INFORMATION PROVIDED:
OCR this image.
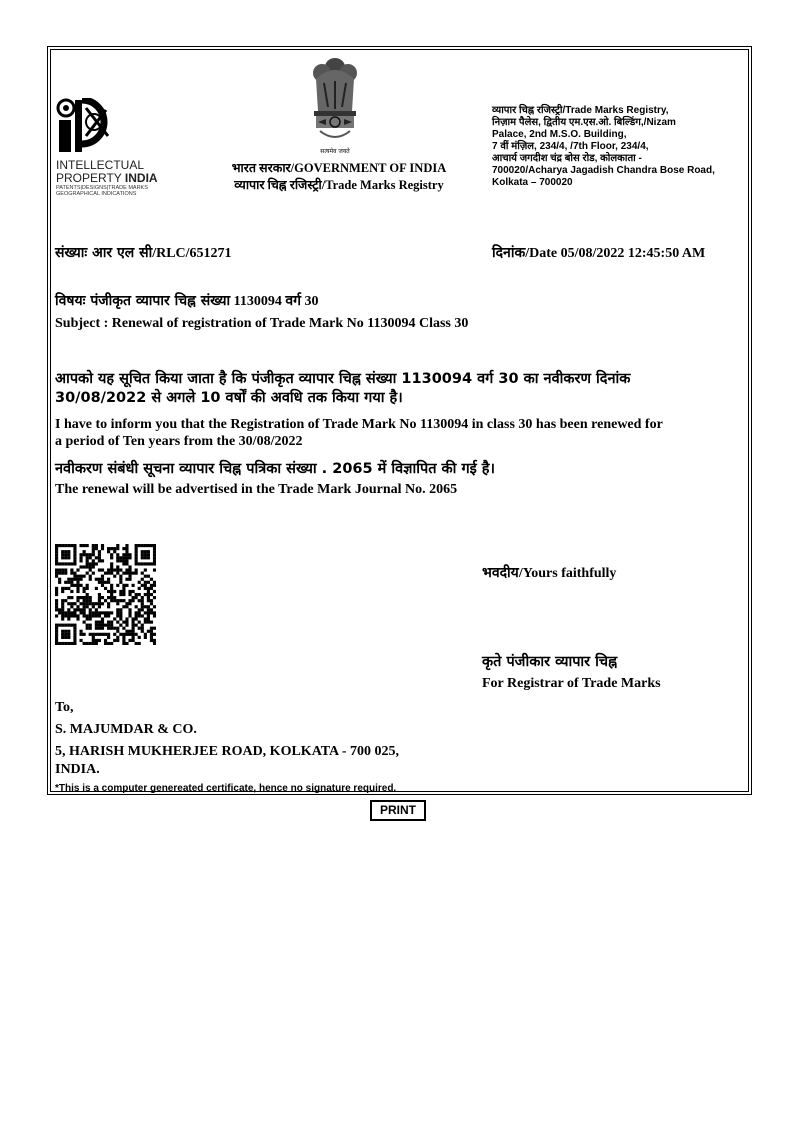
INTELLECTUAL
PROPERTY INDIA
PATENTS|DESIGNS|TRADE MARKS
GEOGRAPHICAL INDICATIONS
सत्यमेव जयते
भारत सरकार/GOVERNMENT OF INDIA
व्यापार चिह्न रजिस्ट्री/Trade Marks Registry
व्यापार चिह्न रजिस्ट्री/Trade Marks Registry,
निज़ाम पैलेस, द्वितीय एम.एस.ओ. बिल्डिंग,/Nizam
Palace, 2nd M.S.O. Building,
7 वीं मंज़िल, 234/4, /7th Floor, 234/4,
आचार्य जगदीश चंद्र बोस रोड, कोलकाता -
700020/Acharya Jagadish Chandra Bose Road,
Kolkata – 700020
संख्याः आर एल सी/RLC/651271	दिनांक/Date 05/08/2022 12:45:50 AM
विषयः पंजीकृत व्यापार चिह्न संख्या 1130094 वर्ग 30
Subject : Renewal of registration of Trade Mark No 1130094 Class 30
आपको यह सूचित किया जाता है कि पंजीकृत व्यापार चिह्न संख्या 1130094 वर्ग 30 का नवीकरण दिनांक
30/08/2022 से अगले 10 वर्षों की अवधि तक किया गया है।
I have to inform you that the Registration of Trade Mark No 1130094 in class 30 has been renewed for
a period of Ten years from the 30/08/2022
नवीकरण संबंधी सूचना व्यापार चिह्न पत्रिका संख्या . 2065 में विज्ञापित की गई है।
The renewal will be advertised in the Trade Mark Journal No. 2065
भवदीय/Yours faithfully
कृते पंजीकार व्यापार चिह्न
For Registrar of Trade Marks
To,
S. MAJUMDAR & CO.
5, HARISH MUKHERJEE ROAD, KOLKATA - 700 025,
INDIA.
*This is a computer genereated certificate, hence no signature required.
PRINT
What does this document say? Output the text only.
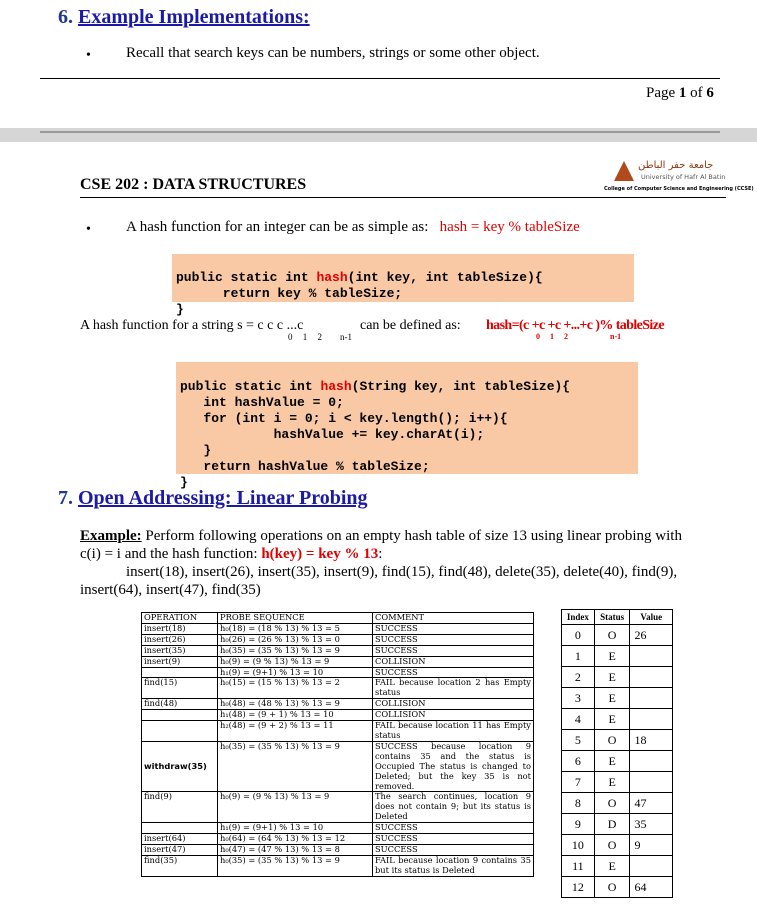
6. Example Implementations:
• Recall that search keys can be numbers, strings or some other object.
Page 1 of 6
جامعة حفر الباطن
University of Hafr Al Batin
College of Computer Science and Engineering (CCSE)
CSE 202 : DATA STRUCTURES
• A hash function for an integer can be as simple as: hash = key % tableSize

public static int hash(int key, int tableSize){
return key % tableSize;
}
A hash function for a string s = c c c ...c
0 1 2 n-1
can be defined as: hash=(c +c +c +...+c )% tableSize
0 1 2	n-1

public static int hash(String key, int tableSize){
int hashValue = 0;
for (int i = 0; i < key.length(); i++){
hashValue += key.charAt(i);
}
return hashValue % tableSize;
}
7. Open Addressing: Linear Probing
Example: Perform following operations on an empty hash table of size 13 using linear probing with
c(i) = i and the hash function: h(key) = key % 13:
insert(18), insert(26), insert(35), insert(9), find(15), find(48), delete(35), delete(40), find(9),
insert(64), insert(47), find(35)
OPERATION	PROBE SEQUENCE	COMMENT
insert(18)	h₀(18) = (18 % 13) % 13 = 5	SUCCESS
insert(26)	h₀(26) = (26 % 13) % 13 = 0	SUCCESS
insert(35)	h₀(35) = (35 % 13) % 13 = 9	SUCCESS
insert(9)	h₀(9) = (9 % 13) % 13 = 9	COLLISION
	h₁(9) = (9+1) % 13 = 10	SUCCESS
find(15)	h₀(15) = (15 % 13) % 13 = 2	FAIL because location 2 has Empty status
find(48)	h₀(48) = (48 % 13) % 13 = 9	COLLISION
	h₁(48) = (9 + 1) % 13 = 10	COLLISION
	h₂(48) = (9 + 2) % 13 = 11	FAIL because location 11 has Empty status
withdraw(35)	h₀(35) = (35 % 13) % 13 = 9	SUCCESS because location 9 contains 35 and the status is Occupied The status is changed to Deleted; but the key 35 is not removed.
find(9)	h₀(9) = (9 % 13) % 13 = 9	The search continues, location 9 does not contain 9; but its status is Deleted
	h₁(9) = (9+1) % 13 = 10	SUCCESS
insert(64)	h₀(64) = (64 % 13) % 13 = 12	SUCCESS
insert(47)	h₀(47) = (47 % 13) % 13 = 8	SUCCESS
find(35)	h₀(35) = (35 % 13) % 13 = 9	FAIL because location 9 contains 35 but its status is Deleted
Index	Status	Value
0	O	26
1	E	
2	E	
3	E	
4	E	
5	O	18
6	E	
7	E	
8	O	47
9	D	35
10	O	9
11	E	
12	O	64
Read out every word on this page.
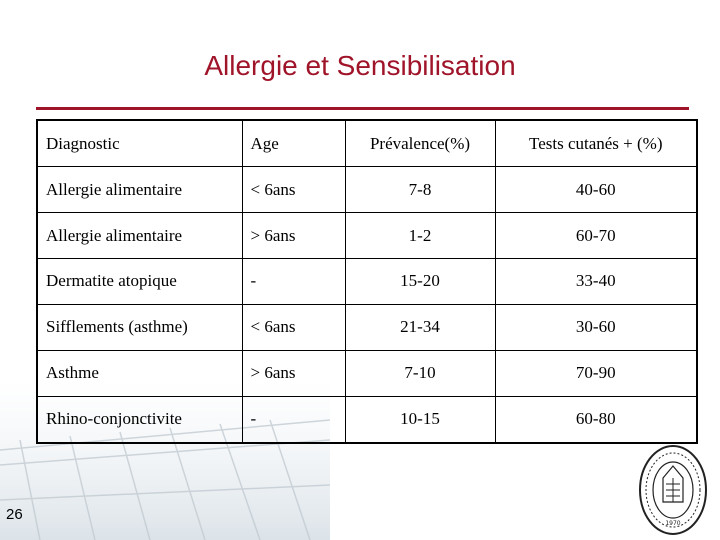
Allergie et Sensibilisation
Diagnostic	Age	Prévalence(%)	Tests cutanés + (%)
Allergie alimentaire	< 6ans	7-8	40-60
Allergie alimentaire	> 6ans	1-2	60-70
Dermatite atopique	-	15-20	33-40
Sifflements (asthme)	< 6ans	21-34	30-60
Asthme	> 6ans	7-10	70-90
Rhino-conjonctivite	-	10-15	60-80
26
1970
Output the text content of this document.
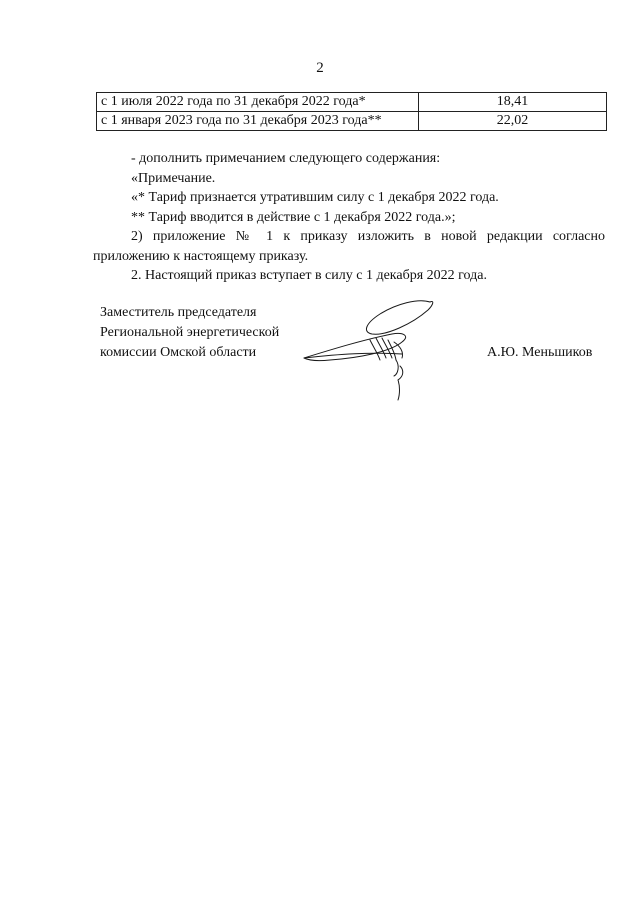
2
с 1 июля 2022 года по 31 декабря 2022 года*	18,41
с 1 января 2023 года по 31 декабря 2023 года**	22,02
- дополнить примечанием следующего содержания:
«Примечание.
«* Тариф признается утратившим силу с 1 декабря 2022 года.
** Тариф вводится в действие с 1 декабря 2022 года.»;
2) приложение № 1 к приказу изложить в новой редакции согласно
приложению к настоящему приказу.
2. Настоящий приказ вступает в силу с 1 декабря 2022 года.
Заместитель председателя
Региональной энергетической
комиссии Омской области	А.Ю. Меньшиков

THE TASK:
Scan the listing above for the word "that" and show each line where it is found.

RESULT OF THE EXERCISE:
I have to inform you that the Registration of Trade Mark No 1130094 in class 30 has been renewed for
• Recall that search keys can be numbers, strings or some other object.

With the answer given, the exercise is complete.